Leave the pictures out, and retype all of the material exactly as written.

* START Data extract *

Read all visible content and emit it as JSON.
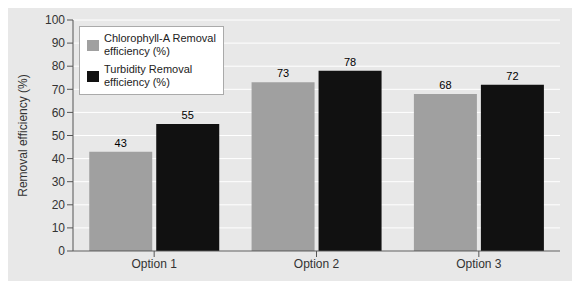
{
  "chart_data": {
    "type": "bar",
    "categories": [
      "Option 1",
      "Option 2",
      "Option 3"
    ],
    "series": [
      {
        "name": "Chlorophyll-A Removal\nefficiency (%)",
        "color": "#a0a0a0",
        "values": [
          43,
          73,
          68
        ]
      },
      {
        "name": "Turbidity Removal\nefficiency (%)",
        "color": "#111111",
        "values": [
          55,
          78,
          72
        ]
      }
    ],
    "y_label": "Removal efficiency (%)",
    "ylim": [
      0,
      100
    ],
    "yticks": [
      0,
      10,
      20,
      30,
      40,
      50,
      60,
      70,
      80,
      90,
      100
    ],
    "grid": true,
    "legend": "upper left",
    "data_labels": true
  }
}
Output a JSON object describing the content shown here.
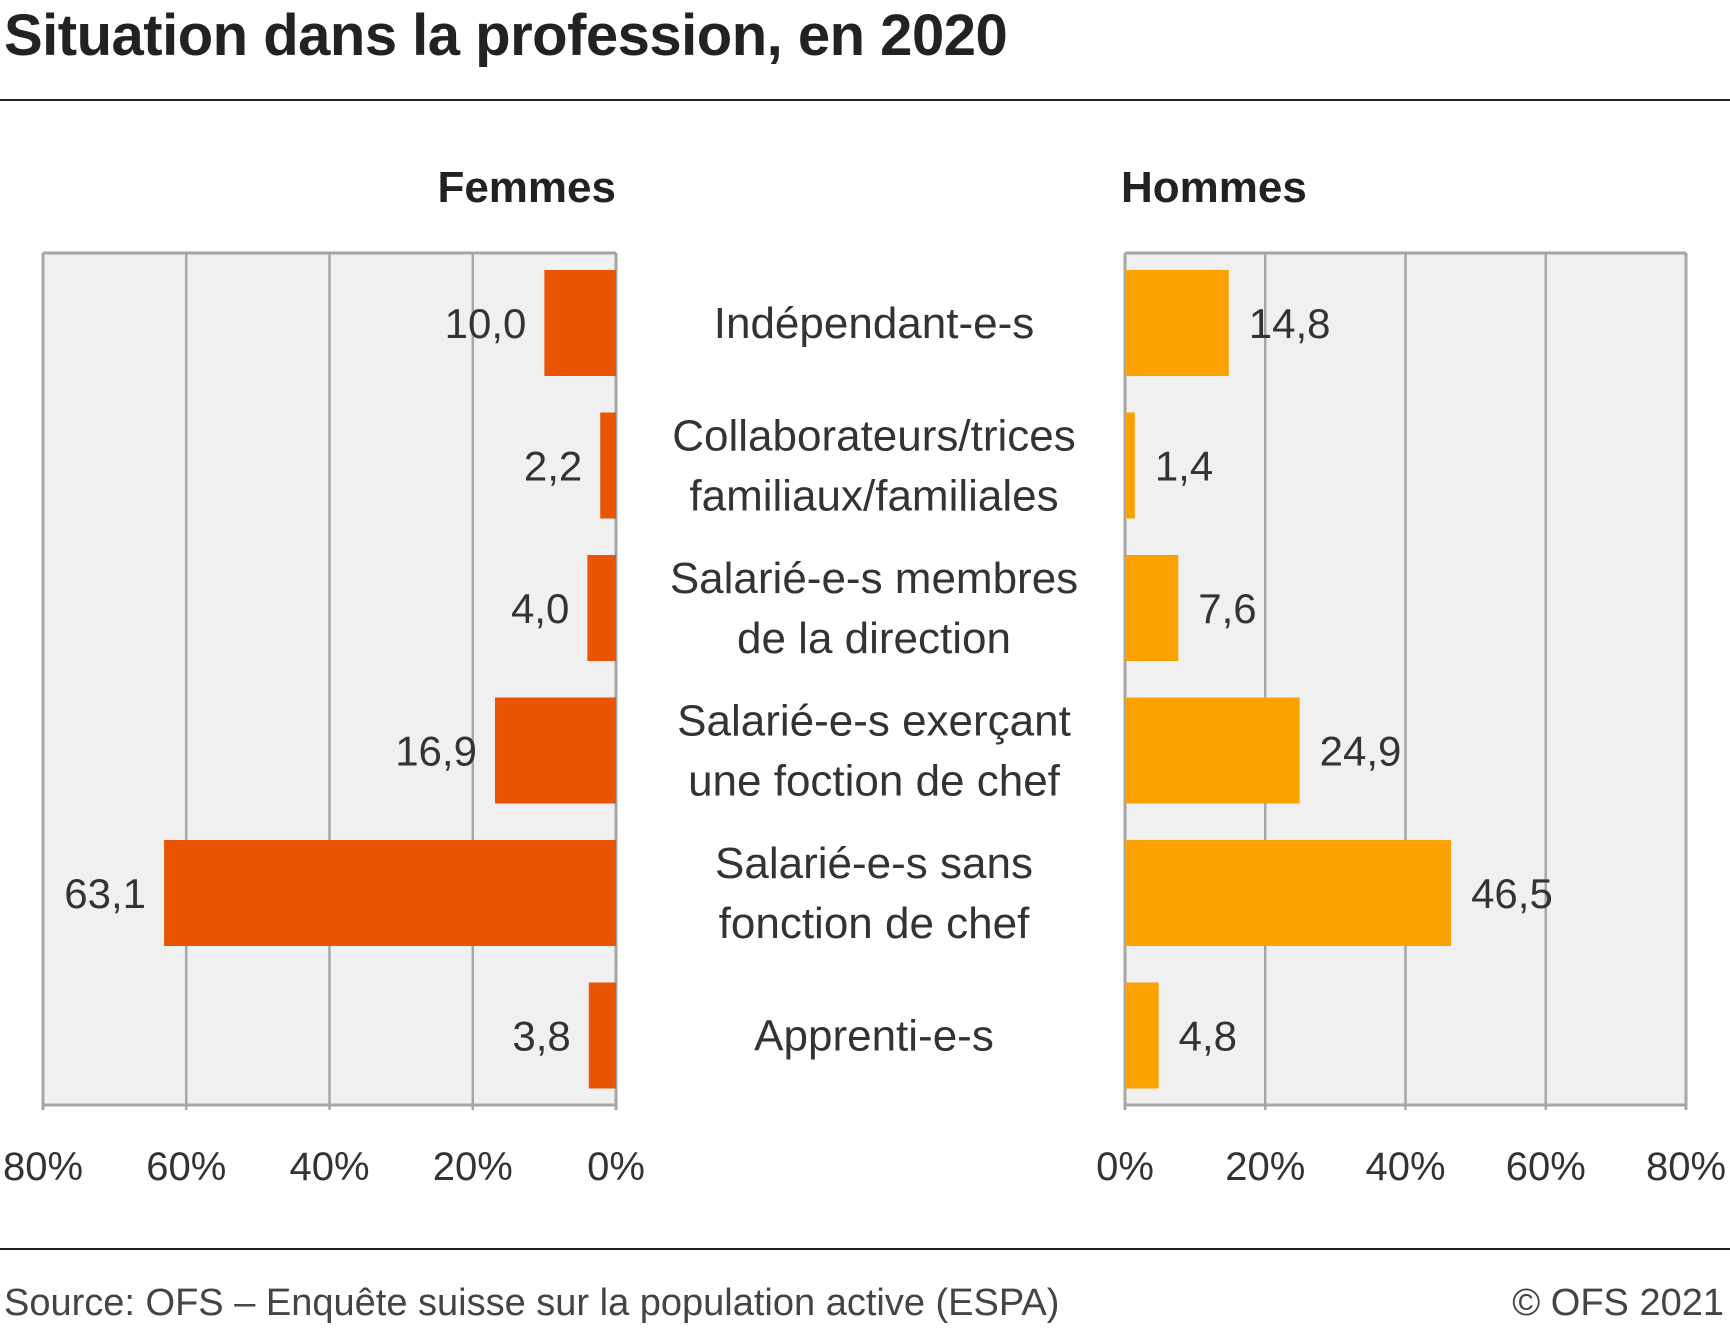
{
  "title": "Situation dans la profession, en 2020",
  "source": "Source: OFS – Enquête suisse sur la population active (ESPA)",
  "copyright": "© OFS 2021",
  "colors": {
    "femmes": "#EA5504",
    "hommes": "#FBA200",
    "panel_bg": "#F0F0F0",
    "grid": "#A6A6A6"
  },
  "chart_data": {
    "type": "bar",
    "orientation": "horizontal",
    "layout": "butterfly",
    "categories": [
      [
        "Indépendant-e-s"
      ],
      [
        "Collaborateurs/trices",
        "familiaux/familiales"
      ],
      [
        "Salarié-e-s membres",
        "de la direction"
      ],
      [
        "Salarié-e-s exerçant",
        "une foction de chef"
      ],
      [
        "Salarié-e-s sans",
        "fonction de chef"
      ],
      [
        "Apprenti-e-s"
      ]
    ],
    "series": [
      {
        "name": "Femmes",
        "values": [
          10.0,
          2.2,
          4.0,
          16.9,
          63.1,
          3.8
        ],
        "labels": [
          "10,0",
          "2,2",
          "4,0",
          "16,9",
          "63,1",
          "3,8"
        ]
      },
      {
        "name": "Hommes",
        "values": [
          14.8,
          1.4,
          7.6,
          24.9,
          46.5,
          4.8
        ],
        "labels": [
          "14,8",
          "1,4",
          "7,6",
          "24,9",
          "46,5",
          "4,8"
        ]
      }
    ],
    "xlim": [
      0,
      80
    ],
    "ticks": [
      0,
      20,
      40,
      60,
      80
    ],
    "tick_labels": [
      "0%",
      "20%",
      "40%",
      "60%",
      "80%"
    ],
    "grid": true
  }
}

* END Data extract *

Solution:
Read all visible content and emit it as JSON.
{
  "chart_data": {
    "type": "bar",
    "categories": [
      "Option 1",
      "Option 2",
      "Option 3"
    ],
    "series": [
      {
        "name": "Chlorophyll-A Removal\nefficiency (%)",
        "color": "#a0a0a0",
        "values": [
          43,
          73,
          68
        ]
      },
      {
        "name": "Turbidity Removal\nefficiency (%)",
        "color": "#111111",
        "values": [
          55,
          78,
          72
        ]
      }
    ],
    "y_label": "Removal efficiency (%)",
    "ylim": [
      0,
      100
    ],
    "yticks": [
      0,
      10,
      20,
      30,
      40,
      50,
      60,
      70,
      80,
      90,
      100
    ],
    "grid": true,
    "legend": "upper left",
    "data_labels": true
  }
}
Output a JSON object describing the content shown here.
{
  "title": "Situation dans la profession, en 2020",
  "source": "Source: OFS – Enquête suisse sur la population active (ESPA)",
  "copyright": "© OFS 2021",
  "colors": {
    "femmes": "#EA5504",
    "hommes": "#FBA200",
    "panel_bg": "#F0F0F0",
    "grid": "#A6A6A6"
  },
  "chart_data": {
    "type": "bar",
    "orientation": "horizontal",
    "layout": "butterfly",
    "categories": [
      [
        "Indépendant-e-s"
      ],
      [
        "Collaborateurs/trices",
        "familiaux/familiales"
      ],
      [
        "Salarié-e-s membres",
        "de la direction"
      ],
      [
        "Salarié-e-s exerçant",
        "une foction de chef"
      ],
      [
        "Salarié-e-s sans",
        "fonction de chef"
      ],
      [
        "Apprenti-e-s"
      ]
    ],
    "series": [
      {
        "name": "Femmes",
        "values": [
          10.0,
          2.2,
          4.0,
          16.9,
          63.1,
          3.8
        ],
        "labels": [
          "10,0",
          "2,2",
          "4,0",
          "16,9",
          "63,1",
          "3,8"
        ]
      },
      {
        "name": "Hommes",
        "values": [
          14.8,
          1.4,
          7.6,
          24.9,
          46.5,
          4.8
        ],
        "labels": [
          "14,8",
          "1,4",
          "7,6",
          "24,9",
          "46,5",
          "4,8"
        ]
      }
    ],
    "xlim": [
      0,
      80
    ],
    "ticks": [
      0,
      20,
      40,
      60,
      80
    ],
    "tick_labels": [
      "0%",
      "20%",
      "40%",
      "60%",
      "80%"
    ],
    "grid": true
  }
}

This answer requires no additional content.